▶
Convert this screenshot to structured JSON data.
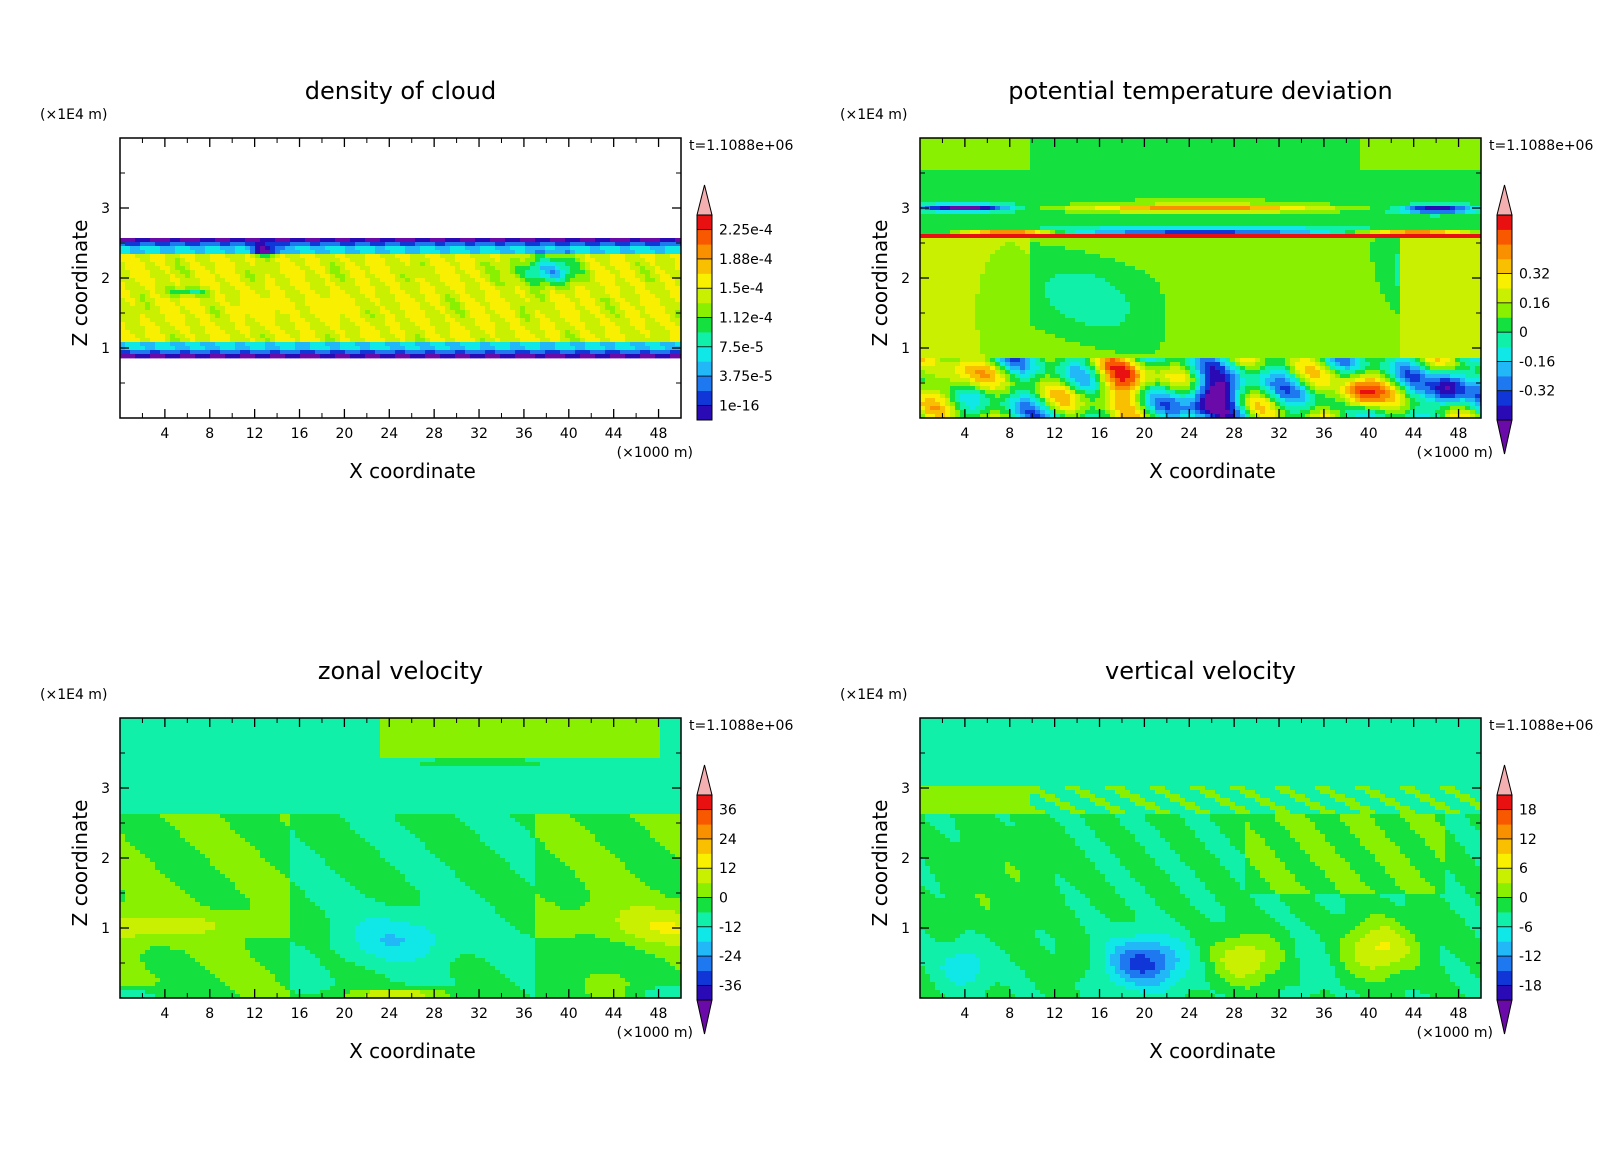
{
  "chart_data": [
    {
      "type": "heatmap",
      "title": "density of cloud",
      "xlabel": "X coordinate",
      "ylabel": "Z coordinate",
      "x_unit": "(×1000 m)",
      "y_unit": "(×1E4 m)",
      "time_label": "t=1.1088e+06",
      "xlim": [
        0,
        50
      ],
      "ylim": [
        0,
        4
      ],
      "x_ticks": [
        "4",
        "8",
        "12",
        "16",
        "20",
        "24",
        "28",
        "32",
        "36",
        "40",
        "44",
        "48"
      ],
      "y_ticks": [
        "1",
        "2",
        "3"
      ],
      "colorbar_levels": [
        "1e-16",
        "3.75e-5",
        "7.5e-5",
        "1.12e-4",
        "1.5e-4",
        "1.88e-4",
        "2.25e-4"
      ],
      "field": "cloud"
    },
    {
      "type": "heatmap",
      "title": "potential temperature deviation",
      "xlabel": "X coordinate",
      "ylabel": "Z coordinate",
      "x_unit": "(×1000 m)",
      "y_unit": "(×1E4 m)",
      "time_label": "t=1.1088e+06",
      "xlim": [
        0,
        50
      ],
      "ylim": [
        0,
        4
      ],
      "x_ticks": [
        "4",
        "8",
        "12",
        "16",
        "20",
        "24",
        "28",
        "32",
        "36",
        "40",
        "44",
        "48"
      ],
      "y_ticks": [
        "1",
        "2",
        "3"
      ],
      "colorbar_levels": [
        "-0.32",
        "-0.16",
        "0",
        "0.16",
        "0.32"
      ],
      "field": "theta"
    },
    {
      "type": "heatmap",
      "title": "zonal velocity",
      "xlabel": "X coordinate",
      "ylabel": "Z coordinate",
      "x_unit": "(×1000 m)",
      "y_unit": "(×1E4 m)",
      "time_label": "t=1.1088e+06",
      "xlim": [
        0,
        50
      ],
      "ylim": [
        0,
        4
      ],
      "x_ticks": [
        "4",
        "8",
        "12",
        "16",
        "20",
        "24",
        "28",
        "32",
        "36",
        "40",
        "44",
        "48"
      ],
      "y_ticks": [
        "1",
        "2",
        "3"
      ],
      "colorbar_levels": [
        "-36",
        "-24",
        "-12",
        "0",
        "12",
        "24",
        "36"
      ],
      "field": "zonal"
    },
    {
      "type": "heatmap",
      "title": "vertical velocity",
      "xlabel": "X coordinate",
      "ylabel": "Z coordinate",
      "x_unit": "(×1000 m)",
      "y_unit": "(×1E4 m)",
      "time_label": "t=1.1088e+06",
      "xlim": [
        0,
        50
      ],
      "ylim": [
        0,
        4
      ],
      "x_ticks": [
        "4",
        "8",
        "12",
        "16",
        "20",
        "24",
        "28",
        "32",
        "36",
        "40",
        "44",
        "48"
      ],
      "y_ticks": [
        "1",
        "2",
        "3"
      ],
      "colorbar_levels": [
        "-18",
        "-12",
        "-6",
        "0",
        "6",
        "12",
        "18"
      ],
      "field": "vertical"
    }
  ]
}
◀
**Aim of the exercise**
Output, exactly, all the records above; include no pictures.

**The answer**
Convert this screenshot to structured JSON data.
{
  "chart_data": [
    {
      "type": "heatmap",
      "title": "density of cloud",
      "xlabel": "X coordinate",
      "ylabel": "Z coordinate",
      "x_unit": "(×1000 m)",
      "y_unit": "(×1E4 m)",
      "time_label": "t=1.1088e+06",
      "xlim": [
        0,
        50
      ],
      "ylim": [
        0,
        4
      ],
      "x_ticks": [
        "4",
        "8",
        "12",
        "16",
        "20",
        "24",
        "28",
        "32",
        "36",
        "40",
        "44",
        "48"
      ],
      "y_ticks": [
        "1",
        "2",
        "3"
      ],
      "colorbar_levels": [
        "1e-16",
        "3.75e-5",
        "7.5e-5",
        "1.12e-4",
        "1.5e-4",
        "1.88e-4",
        "2.25e-4"
      ],
      "field": "cloud"
    },
    {
      "type": "heatmap",
      "title": "potential temperature deviation",
      "xlabel": "X coordinate",
      "ylabel": "Z coordinate",
      "x_unit": "(×1000 m)",
      "y_unit": "(×1E4 m)",
      "time_label": "t=1.1088e+06",
      "xlim": [
        0,
        50
      ],
      "ylim": [
        0,
        4
      ],
      "x_ticks": [
        "4",
        "8",
        "12",
        "16",
        "20",
        "24",
        "28",
        "32",
        "36",
        "40",
        "44",
        "48"
      ],
      "y_ticks": [
        "1",
        "2",
        "3"
      ],
      "colorbar_levels": [
        "-0.32",
        "-0.16",
        "0",
        "0.16",
        "0.32"
      ],
      "field": "theta"
    },
    {
      "type": "heatmap",
      "title": "zonal velocity",
      "xlabel": "X coordinate",
      "ylabel": "Z coordinate",
      "x_unit": "(×1000 m)",
      "y_unit": "(×1E4 m)",
      "time_label": "t=1.1088e+06",
      "xlim": [
        0,
        50
      ],
      "ylim": [
        0,
        4
      ],
      "x_ticks": [
        "4",
        "8",
        "12",
        "16",
        "20",
        "24",
        "28",
        "32",
        "36",
        "40",
        "44",
        "48"
      ],
      "y_ticks": [
        "1",
        "2",
        "3"
      ],
      "colorbar_levels": [
        "-36",
        "-24",
        "-12",
        "0",
        "12",
        "24",
        "36"
      ],
      "field": "zonal"
    },
    {
      "type": "heatmap",
      "title": "vertical velocity",
      "xlabel": "X coordinate",
      "ylabel": "Z coordinate",
      "x_unit": "(×1000 m)",
      "y_unit": "(×1E4 m)",
      "time_label": "t=1.1088e+06",
      "xlim": [
        0,
        50
      ],
      "ylim": [
        0,
        4
      ],
      "x_ticks": [
        "4",
        "8",
        "12",
        "16",
        "20",
        "24",
        "28",
        "32",
        "36",
        "40",
        "44",
        "48"
      ],
      "y_ticks": [
        "1",
        "2",
        "3"
      ],
      "colorbar_levels": [
        "-18",
        "-12",
        "-6",
        "0",
        "6",
        "12",
        "18"
      ],
      "field": "vertical"
    }
  ]
}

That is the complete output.